# [WHAT THE TASK ASKS]
Pick out each line with the word "required" from the material that follows.

# [MATERIAL TO PROCESS]
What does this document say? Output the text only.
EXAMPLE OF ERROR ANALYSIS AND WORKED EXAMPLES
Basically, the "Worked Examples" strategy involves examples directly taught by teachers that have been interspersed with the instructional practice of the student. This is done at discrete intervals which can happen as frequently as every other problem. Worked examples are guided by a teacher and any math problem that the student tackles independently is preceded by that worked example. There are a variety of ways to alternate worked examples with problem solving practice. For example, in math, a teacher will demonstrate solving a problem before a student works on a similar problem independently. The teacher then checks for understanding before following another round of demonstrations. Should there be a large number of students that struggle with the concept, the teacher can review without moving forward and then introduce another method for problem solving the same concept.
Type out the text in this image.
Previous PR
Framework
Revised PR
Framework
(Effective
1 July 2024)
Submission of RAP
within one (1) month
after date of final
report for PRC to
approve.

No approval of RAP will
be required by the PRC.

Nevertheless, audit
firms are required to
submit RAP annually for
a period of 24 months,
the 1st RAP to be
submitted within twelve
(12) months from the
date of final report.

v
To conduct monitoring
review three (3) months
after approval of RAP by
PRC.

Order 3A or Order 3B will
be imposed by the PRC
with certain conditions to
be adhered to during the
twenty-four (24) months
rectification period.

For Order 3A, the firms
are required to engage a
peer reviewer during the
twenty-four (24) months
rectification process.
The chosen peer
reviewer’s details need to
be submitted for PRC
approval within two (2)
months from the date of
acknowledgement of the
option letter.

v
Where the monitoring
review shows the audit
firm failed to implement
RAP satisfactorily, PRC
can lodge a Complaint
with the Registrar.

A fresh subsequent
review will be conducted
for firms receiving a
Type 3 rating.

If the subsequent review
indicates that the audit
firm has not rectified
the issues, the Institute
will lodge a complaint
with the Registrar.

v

# [THE RESULT]
be required by the PRC.
firms are required to
are required to engage a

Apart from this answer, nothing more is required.